--- Document passage Enclosed Below ---
In ordinary times, shelters are life-preserving. Those living on Boston's streets are three times more likely to die than those living in shelters, according to a study published in September 2018 by JAMA Internal Medicine. But in times of communicable diseases, crowded shelters can serve as unwitting Petri dishes, said Dr. O’Connell.
“Interestingly, we have yet to have any of our street folks turn positive unless they had spent time in a hospital or nursing home,” he said. “But to be sure, safe housing is the best way to minimize spread of the virus, not living on the streets.”
Clinical care consequences
From a clinical perspective, the pandemic has affected nearly every aspect of care for homeless patients.
In general, COVID-19 is more difficult to identify in this population because they already suffer from chronic and acute diseases, said Dr. Trustman. “It's really tricky because I estimate that probably a third of my primary care patients have a cough at any given time,” she said. “You're in a shelter and you're constantly being exposed to other viruses, so having a cough is kind of a way of life almost.”
The homeless population also faces challenges in accessing primary care, and even more so during a time when that care has transitioned away from in-person visits, said Dr. Olasin. “There's a disparity in significant bandwidth equity and lack of smartphone access to facilitate virtual encounters,” she said.
When it came time to shift to virtual primary care visits, it became apparent that some patients had no telephone access at all, said Tracey Henry, MD, MPH, MS, FACP, assistant health director of the Primary Care Center at Grady Memorial Hospital, a safety-net hospital in Atlanta.
“The issue we saw was that when we limited in-person clinic visits to more urgent cases or patients with high-risk conditions, there were a lot of patients that we couldn't contact to tell them the clinic was limiting visits. Many of those patients continued to come in,” she said, adding that the clinic remained open for these patients.
Even for patients who do have phones, prepaid plans with limited minutes can mean precious little time for a telemedicine visit, said Dr. Henry. “They're using a lot of their data for the 20- to 30-minute phone visit, so that is a disparity as well,” she said.
For Dr. Ho, one benefit to having patients temporarily housed in hotel and motel rooms was that age-old amenity: the landline telephone. “We created a separate telehealth program with the help of providers from our larger health care system to reach out and do phone calls with nearly 2,000 clients,” including those in both motel and congregate settings, she said. “Because some of our patients don't have regular access to a telephone, we were actually able to use the room phone in the motels to reach them.”
--- End of Enclosed Document passage ---
--- Records provided Enclosed Below ---
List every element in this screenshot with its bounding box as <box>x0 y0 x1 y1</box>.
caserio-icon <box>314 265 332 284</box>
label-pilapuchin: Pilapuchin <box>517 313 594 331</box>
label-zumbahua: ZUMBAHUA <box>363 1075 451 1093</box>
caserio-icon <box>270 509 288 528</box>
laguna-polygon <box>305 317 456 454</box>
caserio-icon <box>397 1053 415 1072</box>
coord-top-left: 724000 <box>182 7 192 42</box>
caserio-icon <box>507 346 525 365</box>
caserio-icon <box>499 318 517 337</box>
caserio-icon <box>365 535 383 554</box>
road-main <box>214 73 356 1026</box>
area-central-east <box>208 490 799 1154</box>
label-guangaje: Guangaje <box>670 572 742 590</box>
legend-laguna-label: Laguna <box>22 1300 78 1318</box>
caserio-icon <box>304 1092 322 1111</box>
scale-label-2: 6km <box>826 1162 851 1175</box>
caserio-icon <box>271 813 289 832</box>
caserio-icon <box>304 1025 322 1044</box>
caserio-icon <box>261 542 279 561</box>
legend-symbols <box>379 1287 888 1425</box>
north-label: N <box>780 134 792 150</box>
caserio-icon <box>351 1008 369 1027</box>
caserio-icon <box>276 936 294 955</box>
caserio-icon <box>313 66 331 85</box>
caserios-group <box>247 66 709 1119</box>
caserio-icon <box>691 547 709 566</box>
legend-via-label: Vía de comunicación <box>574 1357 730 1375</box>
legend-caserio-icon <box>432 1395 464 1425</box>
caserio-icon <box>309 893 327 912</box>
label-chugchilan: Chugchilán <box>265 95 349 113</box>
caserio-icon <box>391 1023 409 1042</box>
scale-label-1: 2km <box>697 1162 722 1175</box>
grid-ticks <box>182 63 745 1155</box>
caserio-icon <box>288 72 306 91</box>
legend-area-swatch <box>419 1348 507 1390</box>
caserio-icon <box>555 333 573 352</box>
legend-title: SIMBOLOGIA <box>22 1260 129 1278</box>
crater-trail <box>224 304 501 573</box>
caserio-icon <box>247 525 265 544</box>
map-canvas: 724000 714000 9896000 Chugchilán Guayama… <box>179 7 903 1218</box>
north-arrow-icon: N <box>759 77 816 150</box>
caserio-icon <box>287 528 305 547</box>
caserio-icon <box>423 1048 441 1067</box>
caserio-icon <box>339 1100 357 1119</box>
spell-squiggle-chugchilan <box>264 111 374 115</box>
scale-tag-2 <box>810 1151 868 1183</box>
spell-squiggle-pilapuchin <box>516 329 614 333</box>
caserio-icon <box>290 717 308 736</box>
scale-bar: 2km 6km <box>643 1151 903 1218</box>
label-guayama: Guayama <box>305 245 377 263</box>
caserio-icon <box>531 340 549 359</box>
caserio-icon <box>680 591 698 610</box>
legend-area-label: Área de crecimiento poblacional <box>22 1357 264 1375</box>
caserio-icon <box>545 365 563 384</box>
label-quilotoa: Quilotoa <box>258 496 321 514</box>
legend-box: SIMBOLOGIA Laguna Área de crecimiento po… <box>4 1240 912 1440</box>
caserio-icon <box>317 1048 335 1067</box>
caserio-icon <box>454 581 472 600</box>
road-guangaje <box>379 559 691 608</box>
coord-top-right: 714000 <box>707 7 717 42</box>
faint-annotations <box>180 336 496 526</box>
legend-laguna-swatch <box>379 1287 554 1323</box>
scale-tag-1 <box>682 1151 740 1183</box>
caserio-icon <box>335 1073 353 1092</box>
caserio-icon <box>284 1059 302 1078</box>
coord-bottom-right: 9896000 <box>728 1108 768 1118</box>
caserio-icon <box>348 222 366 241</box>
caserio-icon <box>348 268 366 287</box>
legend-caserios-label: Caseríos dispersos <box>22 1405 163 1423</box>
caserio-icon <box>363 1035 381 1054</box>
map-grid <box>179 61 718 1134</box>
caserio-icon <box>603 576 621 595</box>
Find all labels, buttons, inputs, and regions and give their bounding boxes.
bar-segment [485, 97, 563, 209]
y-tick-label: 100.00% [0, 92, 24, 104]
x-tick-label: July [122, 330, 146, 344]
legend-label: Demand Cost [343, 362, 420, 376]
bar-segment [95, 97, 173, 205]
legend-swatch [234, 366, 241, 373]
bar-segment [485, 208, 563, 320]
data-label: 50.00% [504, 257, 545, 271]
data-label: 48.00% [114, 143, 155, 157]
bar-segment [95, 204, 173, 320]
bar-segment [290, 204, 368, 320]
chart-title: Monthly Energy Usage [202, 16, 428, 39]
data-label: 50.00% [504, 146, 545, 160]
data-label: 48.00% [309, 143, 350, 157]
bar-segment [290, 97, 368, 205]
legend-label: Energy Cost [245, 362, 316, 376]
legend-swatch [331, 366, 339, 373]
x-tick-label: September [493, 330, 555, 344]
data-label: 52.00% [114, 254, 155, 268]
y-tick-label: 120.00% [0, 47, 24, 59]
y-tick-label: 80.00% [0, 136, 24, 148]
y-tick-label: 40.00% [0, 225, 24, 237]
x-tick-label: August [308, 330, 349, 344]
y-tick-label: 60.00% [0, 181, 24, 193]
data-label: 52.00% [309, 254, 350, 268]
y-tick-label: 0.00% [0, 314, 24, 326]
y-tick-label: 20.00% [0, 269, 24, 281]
--- End of Enclosed Records provided ---
Please copy out the part of the passage on homeless patient care above, from "The homeless population" up to and including "hospital in Atlanta.", word for word.

Solution for this exercise ::
The homeless population also faces challenges in accessing primary care, and even more so during a time when that care has transitioned away from in-person visits, said Dr. Olasin. “There's a disparity in significant bandwidth equity and lack of smartphone access to facilitate virtual encounters,” she said.
When it came time to shift to virtual primary care visits, it became apparent that some patients had no telephone access at all, said Tracey Henry, MD, MPH, MS, FACP, assistant health director of the Primary Care Center at Grady Memorial Hospital, a safety-net hospital in Atlanta.